## Data provided
────────────────────

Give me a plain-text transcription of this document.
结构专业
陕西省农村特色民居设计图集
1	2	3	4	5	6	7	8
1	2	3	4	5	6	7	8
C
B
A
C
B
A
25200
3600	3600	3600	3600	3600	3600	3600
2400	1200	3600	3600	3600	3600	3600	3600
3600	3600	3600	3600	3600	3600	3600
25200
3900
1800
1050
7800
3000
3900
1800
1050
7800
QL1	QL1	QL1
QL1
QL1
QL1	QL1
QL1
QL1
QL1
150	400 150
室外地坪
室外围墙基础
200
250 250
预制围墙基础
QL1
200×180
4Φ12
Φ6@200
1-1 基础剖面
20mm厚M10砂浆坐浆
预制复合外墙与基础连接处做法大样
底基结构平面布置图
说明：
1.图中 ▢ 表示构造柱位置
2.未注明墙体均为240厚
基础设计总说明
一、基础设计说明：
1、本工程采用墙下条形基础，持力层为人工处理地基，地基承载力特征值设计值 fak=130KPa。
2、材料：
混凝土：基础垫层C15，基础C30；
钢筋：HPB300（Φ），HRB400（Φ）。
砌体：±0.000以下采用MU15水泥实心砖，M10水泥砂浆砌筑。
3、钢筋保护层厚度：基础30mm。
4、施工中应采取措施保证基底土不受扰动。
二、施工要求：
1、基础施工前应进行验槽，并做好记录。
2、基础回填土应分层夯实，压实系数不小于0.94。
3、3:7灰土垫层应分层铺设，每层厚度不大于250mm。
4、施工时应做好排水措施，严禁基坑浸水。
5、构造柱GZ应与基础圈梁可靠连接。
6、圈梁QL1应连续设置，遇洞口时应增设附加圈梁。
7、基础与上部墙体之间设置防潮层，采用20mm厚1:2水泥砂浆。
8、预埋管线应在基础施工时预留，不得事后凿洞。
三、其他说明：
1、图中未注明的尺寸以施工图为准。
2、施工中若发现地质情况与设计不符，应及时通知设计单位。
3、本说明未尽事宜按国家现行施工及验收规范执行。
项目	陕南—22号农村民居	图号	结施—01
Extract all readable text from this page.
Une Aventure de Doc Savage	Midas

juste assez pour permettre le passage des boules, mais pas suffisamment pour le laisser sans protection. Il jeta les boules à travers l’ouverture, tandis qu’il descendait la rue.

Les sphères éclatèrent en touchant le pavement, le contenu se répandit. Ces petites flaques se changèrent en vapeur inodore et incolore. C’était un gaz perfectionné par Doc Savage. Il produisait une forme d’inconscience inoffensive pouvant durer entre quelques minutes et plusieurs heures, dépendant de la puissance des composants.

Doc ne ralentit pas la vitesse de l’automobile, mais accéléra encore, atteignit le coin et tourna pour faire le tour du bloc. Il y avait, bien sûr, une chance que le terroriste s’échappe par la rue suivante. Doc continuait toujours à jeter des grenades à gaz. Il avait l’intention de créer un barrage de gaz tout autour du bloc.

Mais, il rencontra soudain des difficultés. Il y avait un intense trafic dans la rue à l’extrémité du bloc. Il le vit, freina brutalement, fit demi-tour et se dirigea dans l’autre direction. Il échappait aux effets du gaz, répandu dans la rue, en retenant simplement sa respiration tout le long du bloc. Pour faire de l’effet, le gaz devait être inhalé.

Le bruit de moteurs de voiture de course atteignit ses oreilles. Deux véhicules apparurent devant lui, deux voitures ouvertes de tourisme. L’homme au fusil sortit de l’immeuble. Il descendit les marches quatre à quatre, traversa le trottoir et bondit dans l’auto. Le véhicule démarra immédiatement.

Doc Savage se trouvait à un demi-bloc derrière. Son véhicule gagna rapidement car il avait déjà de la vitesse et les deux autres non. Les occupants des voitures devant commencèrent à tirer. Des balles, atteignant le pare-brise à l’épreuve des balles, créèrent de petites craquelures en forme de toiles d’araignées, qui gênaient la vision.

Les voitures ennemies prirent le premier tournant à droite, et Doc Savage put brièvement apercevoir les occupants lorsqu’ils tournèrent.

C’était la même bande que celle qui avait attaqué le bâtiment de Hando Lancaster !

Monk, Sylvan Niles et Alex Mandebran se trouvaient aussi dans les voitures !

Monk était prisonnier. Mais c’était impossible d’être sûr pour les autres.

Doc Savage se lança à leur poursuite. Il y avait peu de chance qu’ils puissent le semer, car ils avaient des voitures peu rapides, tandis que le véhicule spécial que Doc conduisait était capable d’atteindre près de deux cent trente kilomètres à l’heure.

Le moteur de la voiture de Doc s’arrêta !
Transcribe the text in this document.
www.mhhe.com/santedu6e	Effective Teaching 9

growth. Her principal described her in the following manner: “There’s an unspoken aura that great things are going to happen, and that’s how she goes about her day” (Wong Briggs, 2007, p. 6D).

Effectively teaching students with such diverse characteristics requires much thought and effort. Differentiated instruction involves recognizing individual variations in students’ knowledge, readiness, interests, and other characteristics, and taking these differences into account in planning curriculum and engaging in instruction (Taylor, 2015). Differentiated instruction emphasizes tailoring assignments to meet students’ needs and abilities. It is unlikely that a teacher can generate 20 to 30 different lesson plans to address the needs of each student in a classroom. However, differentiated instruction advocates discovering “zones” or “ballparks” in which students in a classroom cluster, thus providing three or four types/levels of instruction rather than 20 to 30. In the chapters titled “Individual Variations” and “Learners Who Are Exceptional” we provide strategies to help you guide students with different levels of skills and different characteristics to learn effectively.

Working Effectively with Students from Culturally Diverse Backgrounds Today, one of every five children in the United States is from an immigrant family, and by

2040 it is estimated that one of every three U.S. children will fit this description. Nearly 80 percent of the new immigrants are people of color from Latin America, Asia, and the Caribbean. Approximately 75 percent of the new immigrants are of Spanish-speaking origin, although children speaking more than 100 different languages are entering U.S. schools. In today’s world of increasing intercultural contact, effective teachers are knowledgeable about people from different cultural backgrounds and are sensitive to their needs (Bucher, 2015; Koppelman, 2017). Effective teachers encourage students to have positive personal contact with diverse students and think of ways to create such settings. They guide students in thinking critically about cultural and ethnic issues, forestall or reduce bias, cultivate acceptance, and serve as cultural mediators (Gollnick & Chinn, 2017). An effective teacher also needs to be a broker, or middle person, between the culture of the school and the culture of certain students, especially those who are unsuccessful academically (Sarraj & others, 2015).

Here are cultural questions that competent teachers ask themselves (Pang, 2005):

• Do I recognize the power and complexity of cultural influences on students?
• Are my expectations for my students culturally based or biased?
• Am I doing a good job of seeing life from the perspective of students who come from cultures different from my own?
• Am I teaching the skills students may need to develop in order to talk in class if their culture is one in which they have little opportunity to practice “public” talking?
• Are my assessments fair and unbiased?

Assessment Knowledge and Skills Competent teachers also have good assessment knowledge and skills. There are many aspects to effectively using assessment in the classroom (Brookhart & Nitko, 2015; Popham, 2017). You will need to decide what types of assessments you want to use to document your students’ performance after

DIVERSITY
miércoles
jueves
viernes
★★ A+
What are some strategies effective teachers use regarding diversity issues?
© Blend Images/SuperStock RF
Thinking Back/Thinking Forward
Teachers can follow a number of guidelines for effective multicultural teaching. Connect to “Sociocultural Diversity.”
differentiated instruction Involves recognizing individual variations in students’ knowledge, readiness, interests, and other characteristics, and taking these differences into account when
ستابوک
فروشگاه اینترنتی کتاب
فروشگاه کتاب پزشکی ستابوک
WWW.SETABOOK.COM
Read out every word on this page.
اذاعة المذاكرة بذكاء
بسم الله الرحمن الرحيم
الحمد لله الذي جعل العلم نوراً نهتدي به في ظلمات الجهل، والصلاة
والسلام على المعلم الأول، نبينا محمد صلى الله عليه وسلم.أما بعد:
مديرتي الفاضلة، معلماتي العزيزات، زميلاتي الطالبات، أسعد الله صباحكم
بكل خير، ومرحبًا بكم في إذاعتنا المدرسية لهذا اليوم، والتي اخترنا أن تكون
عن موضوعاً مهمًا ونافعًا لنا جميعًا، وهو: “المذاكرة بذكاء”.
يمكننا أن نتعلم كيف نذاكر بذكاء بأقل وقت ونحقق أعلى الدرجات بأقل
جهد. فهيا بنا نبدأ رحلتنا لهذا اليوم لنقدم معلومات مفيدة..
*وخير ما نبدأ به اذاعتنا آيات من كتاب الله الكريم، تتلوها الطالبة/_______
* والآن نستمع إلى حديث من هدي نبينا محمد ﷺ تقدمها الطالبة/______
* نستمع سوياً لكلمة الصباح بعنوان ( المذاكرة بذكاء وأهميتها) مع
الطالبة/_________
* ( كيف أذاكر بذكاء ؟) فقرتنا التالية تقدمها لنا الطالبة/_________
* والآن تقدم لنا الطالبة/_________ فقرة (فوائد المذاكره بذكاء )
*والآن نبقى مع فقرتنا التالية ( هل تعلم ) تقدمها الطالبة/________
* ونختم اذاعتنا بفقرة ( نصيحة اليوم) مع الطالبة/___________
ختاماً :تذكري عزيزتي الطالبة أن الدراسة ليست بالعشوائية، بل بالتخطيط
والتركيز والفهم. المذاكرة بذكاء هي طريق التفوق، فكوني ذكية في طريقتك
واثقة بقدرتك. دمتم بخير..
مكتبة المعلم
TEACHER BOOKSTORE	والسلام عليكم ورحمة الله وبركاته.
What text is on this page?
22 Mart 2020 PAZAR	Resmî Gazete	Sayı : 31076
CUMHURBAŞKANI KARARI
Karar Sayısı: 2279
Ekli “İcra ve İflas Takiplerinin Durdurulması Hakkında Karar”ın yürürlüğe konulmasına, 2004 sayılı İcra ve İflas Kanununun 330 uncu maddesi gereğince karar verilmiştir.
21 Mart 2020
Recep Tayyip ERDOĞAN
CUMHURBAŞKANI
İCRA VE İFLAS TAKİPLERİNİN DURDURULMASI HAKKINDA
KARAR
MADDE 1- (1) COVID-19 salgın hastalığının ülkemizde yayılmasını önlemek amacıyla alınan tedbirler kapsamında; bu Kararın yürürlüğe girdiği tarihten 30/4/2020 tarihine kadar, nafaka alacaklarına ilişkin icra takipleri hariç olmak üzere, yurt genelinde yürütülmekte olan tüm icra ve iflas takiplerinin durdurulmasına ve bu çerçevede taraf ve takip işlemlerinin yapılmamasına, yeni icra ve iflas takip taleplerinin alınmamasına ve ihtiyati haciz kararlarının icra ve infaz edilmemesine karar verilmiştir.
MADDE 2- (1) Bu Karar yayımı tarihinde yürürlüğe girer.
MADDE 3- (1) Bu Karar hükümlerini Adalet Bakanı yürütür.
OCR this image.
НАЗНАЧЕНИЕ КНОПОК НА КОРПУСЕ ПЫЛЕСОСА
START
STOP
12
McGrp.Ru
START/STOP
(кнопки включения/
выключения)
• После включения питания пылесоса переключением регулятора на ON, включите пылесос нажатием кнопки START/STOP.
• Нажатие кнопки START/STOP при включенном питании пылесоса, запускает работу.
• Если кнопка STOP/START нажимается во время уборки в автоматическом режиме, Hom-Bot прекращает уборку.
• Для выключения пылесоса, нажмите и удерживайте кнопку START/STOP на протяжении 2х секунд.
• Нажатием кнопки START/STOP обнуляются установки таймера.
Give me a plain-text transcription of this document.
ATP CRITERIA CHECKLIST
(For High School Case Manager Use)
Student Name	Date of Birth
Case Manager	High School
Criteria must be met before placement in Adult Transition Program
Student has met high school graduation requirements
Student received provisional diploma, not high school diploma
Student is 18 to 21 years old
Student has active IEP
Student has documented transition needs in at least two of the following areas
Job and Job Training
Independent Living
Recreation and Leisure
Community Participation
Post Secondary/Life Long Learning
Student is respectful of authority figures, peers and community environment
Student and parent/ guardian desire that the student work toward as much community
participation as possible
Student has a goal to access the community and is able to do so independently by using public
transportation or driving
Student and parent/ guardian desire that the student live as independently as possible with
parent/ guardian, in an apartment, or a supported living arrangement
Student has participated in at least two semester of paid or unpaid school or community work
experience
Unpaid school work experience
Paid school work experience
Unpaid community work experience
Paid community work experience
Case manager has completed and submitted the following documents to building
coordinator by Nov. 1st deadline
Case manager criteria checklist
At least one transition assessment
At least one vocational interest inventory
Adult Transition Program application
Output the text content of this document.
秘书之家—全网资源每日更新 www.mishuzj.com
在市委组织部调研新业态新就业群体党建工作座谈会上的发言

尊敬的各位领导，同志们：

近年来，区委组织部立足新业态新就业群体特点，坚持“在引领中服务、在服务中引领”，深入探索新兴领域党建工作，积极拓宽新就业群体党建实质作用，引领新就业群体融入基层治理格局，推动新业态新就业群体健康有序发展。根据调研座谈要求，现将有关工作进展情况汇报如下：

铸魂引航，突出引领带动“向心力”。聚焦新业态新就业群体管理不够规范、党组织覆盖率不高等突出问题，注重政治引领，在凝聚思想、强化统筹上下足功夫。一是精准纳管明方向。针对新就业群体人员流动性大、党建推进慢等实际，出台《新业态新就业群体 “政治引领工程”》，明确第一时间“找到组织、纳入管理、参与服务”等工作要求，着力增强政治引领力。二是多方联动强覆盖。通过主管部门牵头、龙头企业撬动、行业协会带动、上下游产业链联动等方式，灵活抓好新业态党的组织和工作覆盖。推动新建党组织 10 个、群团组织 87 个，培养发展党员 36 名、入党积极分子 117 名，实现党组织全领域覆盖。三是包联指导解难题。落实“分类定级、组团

────────────────────

Scan the material above for the word "CUMHURBAŞKANI". Copy each line where it occurs.

CUMHURBAŞKANI KARARI
CUMHURBAŞKANI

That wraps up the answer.